▶ SUPPLIED MATERIAL
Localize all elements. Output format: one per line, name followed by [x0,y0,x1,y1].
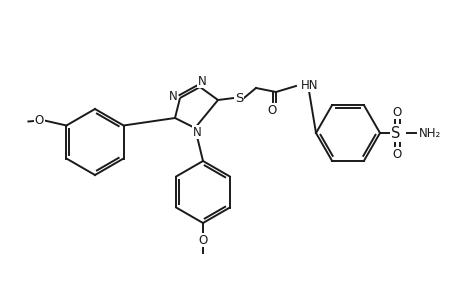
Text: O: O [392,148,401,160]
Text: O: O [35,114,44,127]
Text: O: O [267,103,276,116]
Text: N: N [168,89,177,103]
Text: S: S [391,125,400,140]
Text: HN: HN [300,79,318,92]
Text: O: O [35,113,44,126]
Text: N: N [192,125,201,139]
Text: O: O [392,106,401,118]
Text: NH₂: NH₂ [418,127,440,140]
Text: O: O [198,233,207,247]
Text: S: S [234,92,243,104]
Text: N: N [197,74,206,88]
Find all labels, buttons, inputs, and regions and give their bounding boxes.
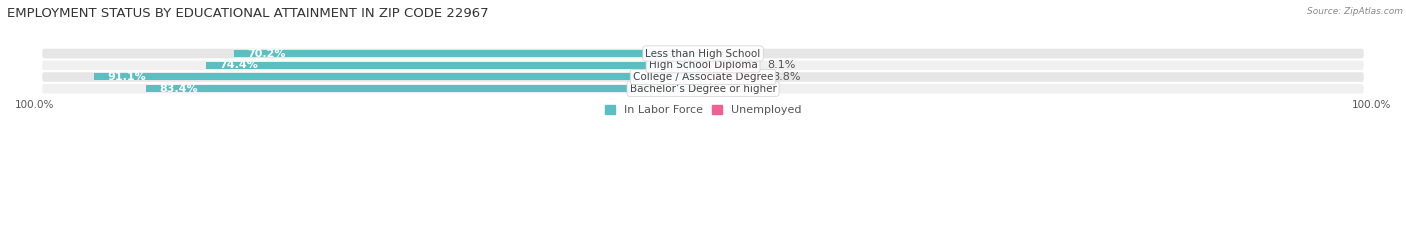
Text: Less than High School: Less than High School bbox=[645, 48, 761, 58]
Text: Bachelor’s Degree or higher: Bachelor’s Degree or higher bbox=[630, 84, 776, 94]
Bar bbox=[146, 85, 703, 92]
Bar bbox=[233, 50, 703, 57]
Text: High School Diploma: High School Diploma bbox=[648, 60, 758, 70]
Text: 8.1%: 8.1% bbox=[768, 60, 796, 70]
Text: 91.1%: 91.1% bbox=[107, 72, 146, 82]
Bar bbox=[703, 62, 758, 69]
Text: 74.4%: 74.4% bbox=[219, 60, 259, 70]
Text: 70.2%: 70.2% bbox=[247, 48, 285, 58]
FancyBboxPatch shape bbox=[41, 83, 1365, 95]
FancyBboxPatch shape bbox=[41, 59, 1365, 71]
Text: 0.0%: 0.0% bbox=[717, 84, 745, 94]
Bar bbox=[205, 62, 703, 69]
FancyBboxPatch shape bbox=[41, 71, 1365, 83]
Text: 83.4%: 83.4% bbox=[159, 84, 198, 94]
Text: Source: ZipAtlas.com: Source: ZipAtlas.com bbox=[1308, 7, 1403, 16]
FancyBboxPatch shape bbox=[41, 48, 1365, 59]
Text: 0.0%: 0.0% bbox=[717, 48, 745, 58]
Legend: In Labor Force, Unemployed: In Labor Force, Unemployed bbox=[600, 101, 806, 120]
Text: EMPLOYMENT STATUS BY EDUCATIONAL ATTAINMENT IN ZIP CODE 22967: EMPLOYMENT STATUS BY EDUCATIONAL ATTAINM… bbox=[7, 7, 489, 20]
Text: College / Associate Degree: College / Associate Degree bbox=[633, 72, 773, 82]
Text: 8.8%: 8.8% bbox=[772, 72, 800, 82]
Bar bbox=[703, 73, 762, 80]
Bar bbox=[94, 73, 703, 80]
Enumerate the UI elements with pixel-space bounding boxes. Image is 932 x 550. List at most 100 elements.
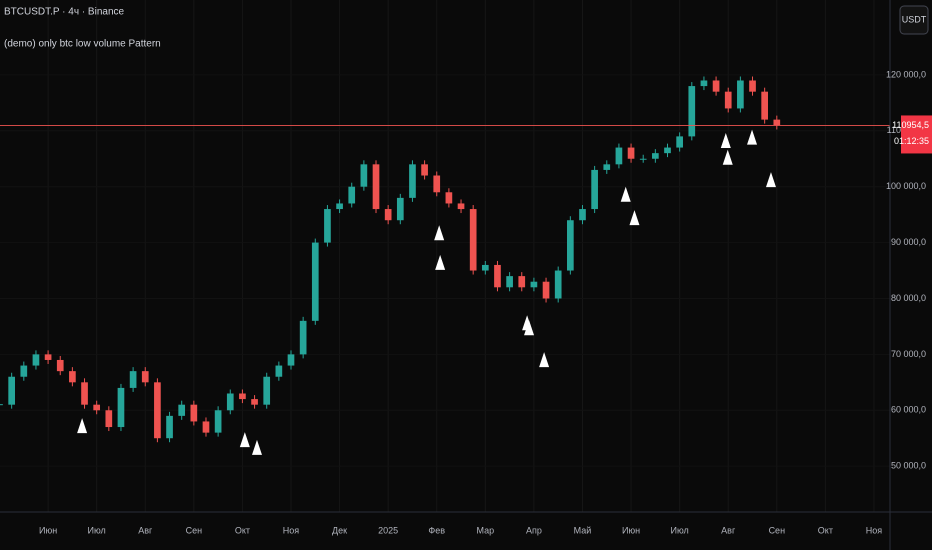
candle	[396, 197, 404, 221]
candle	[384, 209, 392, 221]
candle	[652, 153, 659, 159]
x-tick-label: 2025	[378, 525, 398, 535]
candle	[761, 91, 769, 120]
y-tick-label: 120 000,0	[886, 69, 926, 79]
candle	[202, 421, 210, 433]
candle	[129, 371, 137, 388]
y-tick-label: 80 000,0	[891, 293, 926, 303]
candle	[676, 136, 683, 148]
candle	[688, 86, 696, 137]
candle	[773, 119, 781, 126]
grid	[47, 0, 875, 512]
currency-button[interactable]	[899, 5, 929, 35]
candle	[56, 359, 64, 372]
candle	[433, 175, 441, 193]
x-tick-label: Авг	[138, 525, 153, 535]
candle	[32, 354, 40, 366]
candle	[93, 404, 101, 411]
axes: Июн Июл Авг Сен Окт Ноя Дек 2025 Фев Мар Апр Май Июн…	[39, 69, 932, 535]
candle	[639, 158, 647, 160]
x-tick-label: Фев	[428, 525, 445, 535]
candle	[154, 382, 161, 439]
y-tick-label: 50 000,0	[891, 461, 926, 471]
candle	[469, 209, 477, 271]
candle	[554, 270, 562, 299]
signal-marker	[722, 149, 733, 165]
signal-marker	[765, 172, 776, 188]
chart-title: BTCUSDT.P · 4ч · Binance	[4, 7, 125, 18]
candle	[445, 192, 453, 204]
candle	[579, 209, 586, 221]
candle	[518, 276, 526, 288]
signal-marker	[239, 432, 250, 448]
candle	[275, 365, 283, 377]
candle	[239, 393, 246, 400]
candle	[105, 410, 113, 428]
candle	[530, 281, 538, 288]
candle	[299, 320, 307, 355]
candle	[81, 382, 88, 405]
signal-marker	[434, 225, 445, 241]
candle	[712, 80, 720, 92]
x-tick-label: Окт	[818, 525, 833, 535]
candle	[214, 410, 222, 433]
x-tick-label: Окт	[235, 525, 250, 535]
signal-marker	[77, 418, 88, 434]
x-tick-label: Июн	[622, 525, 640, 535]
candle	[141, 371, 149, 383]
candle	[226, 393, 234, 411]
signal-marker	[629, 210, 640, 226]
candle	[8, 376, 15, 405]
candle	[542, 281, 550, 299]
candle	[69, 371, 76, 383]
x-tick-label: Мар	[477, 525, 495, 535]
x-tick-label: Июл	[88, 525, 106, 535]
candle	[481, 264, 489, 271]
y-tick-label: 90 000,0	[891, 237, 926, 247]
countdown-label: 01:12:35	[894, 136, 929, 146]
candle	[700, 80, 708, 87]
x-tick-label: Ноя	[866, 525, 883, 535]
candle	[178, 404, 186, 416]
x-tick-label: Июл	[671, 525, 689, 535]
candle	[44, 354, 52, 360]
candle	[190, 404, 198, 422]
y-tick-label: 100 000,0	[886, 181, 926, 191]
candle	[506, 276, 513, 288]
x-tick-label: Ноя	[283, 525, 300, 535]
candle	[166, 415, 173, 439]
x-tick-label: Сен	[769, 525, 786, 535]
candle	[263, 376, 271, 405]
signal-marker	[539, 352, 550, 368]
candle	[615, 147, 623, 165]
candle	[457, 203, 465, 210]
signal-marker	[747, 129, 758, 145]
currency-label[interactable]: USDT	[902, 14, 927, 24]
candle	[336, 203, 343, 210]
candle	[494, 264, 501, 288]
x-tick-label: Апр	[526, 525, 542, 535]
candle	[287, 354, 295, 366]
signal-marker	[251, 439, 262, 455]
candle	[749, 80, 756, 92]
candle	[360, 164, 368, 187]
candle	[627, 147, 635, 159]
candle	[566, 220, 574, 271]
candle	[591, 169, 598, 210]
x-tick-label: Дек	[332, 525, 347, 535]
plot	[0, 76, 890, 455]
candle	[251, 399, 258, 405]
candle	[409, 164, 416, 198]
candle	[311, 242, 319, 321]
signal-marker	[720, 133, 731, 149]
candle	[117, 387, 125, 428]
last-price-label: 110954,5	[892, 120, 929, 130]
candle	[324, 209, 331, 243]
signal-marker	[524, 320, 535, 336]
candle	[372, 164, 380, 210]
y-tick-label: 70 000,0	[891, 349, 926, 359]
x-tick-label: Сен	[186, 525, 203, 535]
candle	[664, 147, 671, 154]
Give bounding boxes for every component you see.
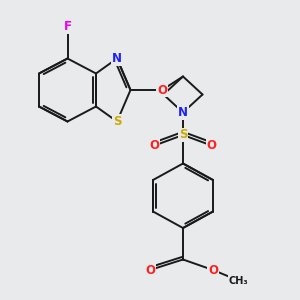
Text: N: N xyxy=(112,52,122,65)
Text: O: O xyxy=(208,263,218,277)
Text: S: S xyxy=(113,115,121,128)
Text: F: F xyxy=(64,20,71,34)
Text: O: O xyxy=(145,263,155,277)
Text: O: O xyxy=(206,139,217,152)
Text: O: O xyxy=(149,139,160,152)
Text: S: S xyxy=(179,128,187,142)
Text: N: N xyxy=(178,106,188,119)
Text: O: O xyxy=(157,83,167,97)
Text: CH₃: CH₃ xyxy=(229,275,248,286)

▶ EXERCISE PROMPT
Reproduce the material from the line with "Text: O: O [392,148,401,160]" to the line with "Text: NH₂: NH₂ [418,127,440,140]", putting "Label" wherever "Text" appears and leaving everything else the same. Give only those lines.

▶ EXERCISE RESPONSE
Label: O: O [392,148,401,160]
Label: O: O [35,114,44,127]
Label: O: O [267,103,276,116]
Label: N: N [168,89,177,103]
Label: S: S [391,125,400,140]
Label: HN: HN [300,79,318,92]
Label: O: O [35,113,44,126]
Label: N: N [192,125,201,139]
Label: O: O [392,106,401,118]
Label: NH₂: NH₂ [418,127,440,140]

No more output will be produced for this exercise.